TASK TO CARRY OUT: Please give the data below again in full, exactly as it stands.

Items from a data source
━━━━━━━━━━━━━━━━━━━━

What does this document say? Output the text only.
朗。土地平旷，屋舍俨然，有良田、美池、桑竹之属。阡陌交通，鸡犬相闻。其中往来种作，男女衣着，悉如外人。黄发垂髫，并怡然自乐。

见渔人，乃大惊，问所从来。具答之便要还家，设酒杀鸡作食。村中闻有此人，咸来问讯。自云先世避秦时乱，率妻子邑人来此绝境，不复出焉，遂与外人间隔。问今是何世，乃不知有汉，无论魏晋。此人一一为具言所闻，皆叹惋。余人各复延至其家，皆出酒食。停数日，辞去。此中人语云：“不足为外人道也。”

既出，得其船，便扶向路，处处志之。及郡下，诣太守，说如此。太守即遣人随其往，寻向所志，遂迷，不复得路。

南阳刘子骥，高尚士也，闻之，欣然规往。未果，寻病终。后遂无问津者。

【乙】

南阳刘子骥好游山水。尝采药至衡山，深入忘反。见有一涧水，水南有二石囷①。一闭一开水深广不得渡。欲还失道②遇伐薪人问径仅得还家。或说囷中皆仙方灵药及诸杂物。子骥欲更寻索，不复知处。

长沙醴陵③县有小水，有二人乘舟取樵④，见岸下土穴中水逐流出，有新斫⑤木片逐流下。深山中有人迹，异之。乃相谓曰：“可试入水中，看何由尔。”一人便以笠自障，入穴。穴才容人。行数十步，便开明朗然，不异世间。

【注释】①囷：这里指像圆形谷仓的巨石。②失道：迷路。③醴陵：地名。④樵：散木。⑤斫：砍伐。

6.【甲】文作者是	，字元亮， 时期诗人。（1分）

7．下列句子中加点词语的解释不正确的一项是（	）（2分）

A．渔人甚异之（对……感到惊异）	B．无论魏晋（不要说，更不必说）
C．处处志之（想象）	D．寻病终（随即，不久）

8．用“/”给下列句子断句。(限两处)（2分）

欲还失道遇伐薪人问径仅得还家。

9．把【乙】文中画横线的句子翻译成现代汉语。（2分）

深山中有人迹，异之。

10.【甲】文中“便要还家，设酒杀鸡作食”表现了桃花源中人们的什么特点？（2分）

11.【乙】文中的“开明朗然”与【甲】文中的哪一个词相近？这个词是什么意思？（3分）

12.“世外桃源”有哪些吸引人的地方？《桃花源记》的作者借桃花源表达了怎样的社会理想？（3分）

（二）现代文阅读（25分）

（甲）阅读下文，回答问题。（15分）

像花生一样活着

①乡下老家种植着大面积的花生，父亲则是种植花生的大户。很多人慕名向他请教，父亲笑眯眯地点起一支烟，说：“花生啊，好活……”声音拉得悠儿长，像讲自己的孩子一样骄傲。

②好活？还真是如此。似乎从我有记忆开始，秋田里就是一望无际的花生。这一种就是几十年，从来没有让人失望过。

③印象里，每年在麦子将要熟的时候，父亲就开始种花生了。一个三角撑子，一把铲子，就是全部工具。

━━━━━━━━━━━━━━━━━━━━

RESULT FOR THIS EXERCISE:
What does this document say? Output the text only.
朗。土地平旷，屋舍俨然，有良田、美池、桑竹之属。阡陌交通，鸡犬相闻。其中往来种作，男女衣着，悉如外人。黄发垂髫，并怡然自乐。

见渔人，乃大惊，问所从来。具答之便要还家，设酒杀鸡作食。村中闻有此人，咸来问讯。自云先世避秦时乱，率妻子邑人来此绝境，不复出焉，遂与外人间隔。问今是何世，乃不知有汉，无论魏晋。此人一一为具言所闻，皆叹惋。余人各复延至其家，皆出酒食。停数日，辞去。此中人语云：“不足为外人道也。”

既出，得其船，便扶向路，处处志之。及郡下，诣太守，说如此。太守即遣人随其往，寻向所志，遂迷，不复得路。

南阳刘子骥，高尚士也，闻之，欣然规往。未果，寻病终。后遂无问津者。

【乙】

南阳刘子骥好游山水。尝采药至衡山，深入忘反。见有一涧水，水南有二石囷①。一闭一开水深广不得渡。欲还失道②遇伐薪人问径仅得还家。或说囷中皆仙方灵药及诸杂物。子骥欲更寻索，不复知处。

长沙醴陵③县有小水，有二人乘舟取樵④，见岸下土穴中水逐流出，有新斫⑤木片逐流下。深山中有人迹，异之。乃相谓曰：“可试入水中，看何由尔。”一人便以笠自障，入穴。穴才容人。行数十步，便开明朗然，不异世间。

【注释】①囷：这里指像圆形谷仓的巨石。②失道：迷路。③醴陵：地名。④樵：散木。⑤斫：砍伐。

6.【甲】文作者是	，字元亮， 时期诗人。（1分）

7．下列句子中加点词语的解释不正确的一项是（	）（2分）

A．渔人甚异之（对……感到惊异）	B．无论魏晋（不要说，更不必说）
C．处处志之（想象）	D．寻病终（随即，不久）

8．用“/”给下列句子断句。(限两处)（2分）

欲还失道遇伐薪人问径仅得还家。

9．把【乙】文中画横线的句子翻译成现代汉语。（2分）

深山中有人迹，异之。

10.【甲】文中“便要还家，设酒杀鸡作食”表现了桃花源中人们的什么特点？（2分）

11.【乙】文中的“开明朗然”与【甲】文中的哪一个词相近？这个词是什么意思？（3分）

12.“世外桃源”有哪些吸引人的地方？《桃花源记》的作者借桃花源表达了怎样的社会理想？（3分）

（二）现代文阅读（25分）

（甲）阅读下文，回答问题。（15分）

像花生一样活着

①乡下老家种植着大面积的花生，父亲则是种植花生的大户。很多人慕名向他请教，父亲笑眯眯地点起一支烟，说：“花生啊，好活……”声音拉得悠儿长，像讲自己的孩子一样骄傲。

②好活？还真是如此。似乎从我有记忆开始，秋田里就是一望无际的花生。这一种就是几十年，从来没有让人失望过。

③印象里，每年在麦子将要熟的时候，父亲就开始种花生了。一个三角撑子，一把铲子，就是全部工具。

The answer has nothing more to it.